## BEGIN
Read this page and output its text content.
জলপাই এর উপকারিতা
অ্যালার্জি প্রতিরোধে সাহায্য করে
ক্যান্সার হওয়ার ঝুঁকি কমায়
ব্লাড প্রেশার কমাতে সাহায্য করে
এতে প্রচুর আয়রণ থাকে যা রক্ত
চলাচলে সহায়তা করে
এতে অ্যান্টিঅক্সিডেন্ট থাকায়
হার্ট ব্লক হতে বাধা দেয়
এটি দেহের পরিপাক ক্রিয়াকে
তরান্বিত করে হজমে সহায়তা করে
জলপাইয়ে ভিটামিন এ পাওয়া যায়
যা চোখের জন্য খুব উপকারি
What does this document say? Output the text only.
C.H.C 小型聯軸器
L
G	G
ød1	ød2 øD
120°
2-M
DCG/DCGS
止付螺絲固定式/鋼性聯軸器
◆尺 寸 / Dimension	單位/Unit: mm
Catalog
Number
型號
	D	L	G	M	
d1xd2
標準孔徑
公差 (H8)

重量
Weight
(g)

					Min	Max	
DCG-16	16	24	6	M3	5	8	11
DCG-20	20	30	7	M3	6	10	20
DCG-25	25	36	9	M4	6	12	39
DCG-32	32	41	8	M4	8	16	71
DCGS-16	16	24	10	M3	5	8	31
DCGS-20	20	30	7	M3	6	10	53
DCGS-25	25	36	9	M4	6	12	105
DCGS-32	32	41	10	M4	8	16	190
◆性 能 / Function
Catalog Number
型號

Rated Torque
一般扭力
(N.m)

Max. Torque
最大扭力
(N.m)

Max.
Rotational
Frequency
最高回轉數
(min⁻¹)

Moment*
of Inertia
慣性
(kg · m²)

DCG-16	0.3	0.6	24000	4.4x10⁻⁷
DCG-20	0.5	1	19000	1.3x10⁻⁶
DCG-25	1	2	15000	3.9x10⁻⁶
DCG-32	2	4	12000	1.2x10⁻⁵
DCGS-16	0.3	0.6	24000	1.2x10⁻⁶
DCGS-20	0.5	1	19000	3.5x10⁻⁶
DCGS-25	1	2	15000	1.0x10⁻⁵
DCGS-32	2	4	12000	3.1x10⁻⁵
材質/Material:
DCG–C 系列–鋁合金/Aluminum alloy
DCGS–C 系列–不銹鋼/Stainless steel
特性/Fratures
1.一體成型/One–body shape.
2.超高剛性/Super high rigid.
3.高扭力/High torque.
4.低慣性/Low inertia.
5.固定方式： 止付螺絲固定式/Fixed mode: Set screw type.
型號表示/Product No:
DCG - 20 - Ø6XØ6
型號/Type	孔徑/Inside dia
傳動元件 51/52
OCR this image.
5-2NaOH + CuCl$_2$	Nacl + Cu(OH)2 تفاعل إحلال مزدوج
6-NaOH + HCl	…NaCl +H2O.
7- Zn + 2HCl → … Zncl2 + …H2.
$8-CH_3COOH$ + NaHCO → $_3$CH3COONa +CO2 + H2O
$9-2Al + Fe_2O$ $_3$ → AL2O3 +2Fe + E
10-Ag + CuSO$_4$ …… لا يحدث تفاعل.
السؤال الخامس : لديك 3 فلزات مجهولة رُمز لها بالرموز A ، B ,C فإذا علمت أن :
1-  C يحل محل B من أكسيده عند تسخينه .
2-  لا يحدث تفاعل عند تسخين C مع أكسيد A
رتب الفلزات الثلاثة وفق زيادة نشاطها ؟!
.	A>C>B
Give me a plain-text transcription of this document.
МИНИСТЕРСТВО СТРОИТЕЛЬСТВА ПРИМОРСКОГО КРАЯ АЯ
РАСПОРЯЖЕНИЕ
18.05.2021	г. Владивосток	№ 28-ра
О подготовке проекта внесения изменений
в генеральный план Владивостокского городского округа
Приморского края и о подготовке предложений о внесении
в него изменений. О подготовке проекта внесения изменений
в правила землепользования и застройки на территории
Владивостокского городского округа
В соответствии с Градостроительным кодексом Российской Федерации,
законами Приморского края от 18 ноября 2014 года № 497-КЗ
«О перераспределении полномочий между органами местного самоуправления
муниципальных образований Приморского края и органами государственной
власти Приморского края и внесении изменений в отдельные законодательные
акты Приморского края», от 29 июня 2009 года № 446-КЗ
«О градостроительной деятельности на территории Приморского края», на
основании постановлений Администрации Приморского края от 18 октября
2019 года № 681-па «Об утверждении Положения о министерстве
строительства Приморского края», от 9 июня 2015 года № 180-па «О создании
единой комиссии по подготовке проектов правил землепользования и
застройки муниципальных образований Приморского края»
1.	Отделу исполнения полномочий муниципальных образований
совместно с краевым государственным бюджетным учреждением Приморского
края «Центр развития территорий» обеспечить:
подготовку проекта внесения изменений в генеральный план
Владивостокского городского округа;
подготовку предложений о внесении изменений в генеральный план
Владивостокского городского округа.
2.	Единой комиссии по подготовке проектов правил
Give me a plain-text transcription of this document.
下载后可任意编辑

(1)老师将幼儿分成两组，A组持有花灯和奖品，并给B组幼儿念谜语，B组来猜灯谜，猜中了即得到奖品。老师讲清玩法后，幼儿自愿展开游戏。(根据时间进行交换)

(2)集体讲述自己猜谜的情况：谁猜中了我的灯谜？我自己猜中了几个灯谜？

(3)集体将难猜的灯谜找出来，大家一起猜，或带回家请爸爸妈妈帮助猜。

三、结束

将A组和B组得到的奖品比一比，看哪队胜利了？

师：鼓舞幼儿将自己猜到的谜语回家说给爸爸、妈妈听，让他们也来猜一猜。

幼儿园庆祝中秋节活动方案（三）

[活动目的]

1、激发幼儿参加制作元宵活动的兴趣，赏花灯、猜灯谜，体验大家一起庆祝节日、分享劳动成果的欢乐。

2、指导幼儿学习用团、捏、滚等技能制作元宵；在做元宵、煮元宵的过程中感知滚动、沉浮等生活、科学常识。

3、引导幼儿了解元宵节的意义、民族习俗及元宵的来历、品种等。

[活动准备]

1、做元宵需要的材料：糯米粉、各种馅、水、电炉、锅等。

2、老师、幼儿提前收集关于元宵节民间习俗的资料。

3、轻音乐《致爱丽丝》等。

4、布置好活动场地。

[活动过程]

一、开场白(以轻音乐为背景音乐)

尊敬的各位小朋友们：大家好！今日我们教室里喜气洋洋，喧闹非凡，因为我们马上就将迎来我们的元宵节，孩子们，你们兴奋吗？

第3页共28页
## END
## What needs to be done:
Extract every entry above as it appears.

## Expected answer:
Read this page and output its text content.
জলপাই এর উপকারিতা
অ্যালার্জি প্রতিরোধে সাহায্য করে
ক্যান্সার হওয়ার ঝুঁকি কমায়
ব্লাড প্রেশার কমাতে সাহায্য করে
এতে প্রচুর আয়রণ থাকে যা রক্ত
চলাচলে সহায়তা করে
এতে অ্যান্টিঅক্সিডেন্ট থাকায়
হার্ট ব্লক হতে বাধা দেয়
এটি দেহের পরিপাক ক্রিয়াকে
তরান্বিত করে হজমে সহায়তা করে
জলপাইয়ে ভিটামিন এ পাওয়া যায়
যা চোখের জন্য খুব উপকারি
What does this document say? Output the text only.
C.H.C 小型聯軸器
L
G	G
ød1	ød2 øD
120°
2-M
DCG/DCGS
止付螺絲固定式/鋼性聯軸器
◆尺 寸 / Dimension	單位/Unit: mm
Catalog
Number
型號
	D	L	G	M	
d1xd2
標準孔徑
公差 (H8)

重量
Weight
(g)

					Min	Max	
DCG-16	16	24	6	M3	5	8	11
DCG-20	20	30	7	M3	6	10	20
DCG-25	25	36	9	M4	6	12	39
DCG-32	32	41	8	M4	8	16	71
DCGS-16	16	24	10	M3	5	8	31
DCGS-20	20	30	7	M3	6	10	53
DCGS-25	25	36	9	M4	6	12	105
DCGS-32	32	41	10	M4	8	16	190
◆性 能 / Function
Catalog Number
型號

Rated Torque
一般扭力
(N.m)

Max. Torque
最大扭力
(N.m)

Max.
Rotational
Frequency
最高回轉數
(min⁻¹)

Moment*
of Inertia
慣性
(kg · m²)

DCG-16	0.3	0.6	24000	4.4x10⁻⁷
DCG-20	0.5	1	19000	1.3x10⁻⁶
DCG-25	1	2	15000	3.9x10⁻⁶
DCG-32	2	4	12000	1.2x10⁻⁵
DCGS-16	0.3	0.6	24000	1.2x10⁻⁶
DCGS-20	0.5	1	19000	3.5x10⁻⁶
DCGS-25	1	2	15000	1.0x10⁻⁵
DCGS-32	2	4	12000	3.1x10⁻⁵
材質/Material:
DCG–C 系列–鋁合金/Aluminum alloy
DCGS–C 系列–不銹鋼/Stainless steel
特性/Fratures
1.一體成型/One–body shape.
2.超高剛性/Super high rigid.
3.高扭力/High torque.
4.低慣性/Low inertia.
5.固定方式： 止付螺絲固定式/Fixed mode: Set screw type.
型號表示/Product No:
DCG - 20 - Ø6XØ6
型號/Type	孔徑/Inside dia
傳動元件 51/52
OCR this image.
5-2NaOH + CuCl$_2$	Nacl + Cu(OH)2 تفاعل إحلال مزدوج
6-NaOH + HCl	…NaCl +H2O.
7- Zn + 2HCl → … Zncl2 + …H2.
$8-CH_3COOH$ + NaHCO → $_3$CH3COONa +CO2 + H2O
$9-2Al + Fe_2O$ $_3$ → AL2O3 +2Fe + E
10-Ag + CuSO$_4$ …… لا يحدث تفاعل.
السؤال الخامس : لديك 3 فلزات مجهولة رُمز لها بالرموز A ، B ,C فإذا علمت أن :
1-  C يحل محل B من أكسيده عند تسخينه .
2-  لا يحدث تفاعل عند تسخين C مع أكسيد A
رتب الفلزات الثلاثة وفق زيادة نشاطها ؟!
.	A>C>B
Give me a plain-text transcription of this document.
МИНИСТЕРСТВО СТРОИТЕЛЬСТВА ПРИМОРСКОГО КРАЯ АЯ
РАСПОРЯЖЕНИЕ
18.05.2021	г. Владивосток	№ 28-ра
О подготовке проекта внесения изменений
в генеральный план Владивостокского городского округа
Приморского края и о подготовке предложений о внесении
в него изменений. О подготовке проекта внесения изменений
в правила землепользования и застройки на территории
Владивостокского городского округа
В соответствии с Градостроительным кодексом Российской Федерации,
законами Приморского края от 18 ноября 2014 года № 497-КЗ
«О перераспределении полномочий между органами местного самоуправления
муниципальных образований Приморского края и органами государственной
власти Приморского края и внесении изменений в отдельные законодательные
акты Приморского края», от 29 июня 2009 года № 446-КЗ
«О градостроительной деятельности на территории Приморского края», на
основании постановлений Администрации Приморского края от 18 октября
2019 года № 681-па «Об утверждении Положения о министерстве
строительства Приморского края», от 9 июня 2015 года № 180-па «О создании
единой комиссии по подготовке проектов правил землепользования и
застройки муниципальных образований Приморского края»
1.	Отделу исполнения полномочий муниципальных образований
совместно с краевым государственным бюджетным учреждением Приморского
края «Центр развития территорий» обеспечить:
подготовку проекта внесения изменений в генеральный план
Владивостокского городского округа;
подготовку предложений о внесении изменений в генеральный план
Владивостокского городского округа.
2.	Единой комиссии по подготовке проектов правил
Give me a plain-text transcription of this document.
下载后可任意编辑

(1)老师将幼儿分成两组，A组持有花灯和奖品，并给B组幼儿念谜语，B组来猜灯谜，猜中了即得到奖品。老师讲清玩法后，幼儿自愿展开游戏。(根据时间进行交换)

(2)集体讲述自己猜谜的情况：谁猜中了我的灯谜？我自己猜中了几个灯谜？

(3)集体将难猜的灯谜找出来，大家一起猜，或带回家请爸爸妈妈帮助猜。

三、结束

将A组和B组得到的奖品比一比，看哪队胜利了？

师：鼓舞幼儿将自己猜到的谜语回家说给爸爸、妈妈听，让他们也来猜一猜。

幼儿园庆祝中秋节活动方案（三）

[活动目的]

1、激发幼儿参加制作元宵活动的兴趣，赏花灯、猜灯谜，体验大家一起庆祝节日、分享劳动成果的欢乐。

2、指导幼儿学习用团、捏、滚等技能制作元宵；在做元宵、煮元宵的过程中感知滚动、沉浮等生活、科学常识。

3、引导幼儿了解元宵节的意义、民族习俗及元宵的来历、品种等。

[活动准备]

1、做元宵需要的材料：糯米粉、各种馅、水、电炉、锅等。

2、老师、幼儿提前收集关于元宵节民间习俗的资料。

3、轻音乐《致爱丽丝》等。

4、布置好活动场地。

[活动过程]

一、开场白(以轻音乐为背景音乐)

尊敬的各位小朋友们：大家好！今日我们教室里喜气洋洋，喧闹非凡，因为我们马上就将迎来我们的元宵节，孩子们，你们兴奋吗？

第3页共28页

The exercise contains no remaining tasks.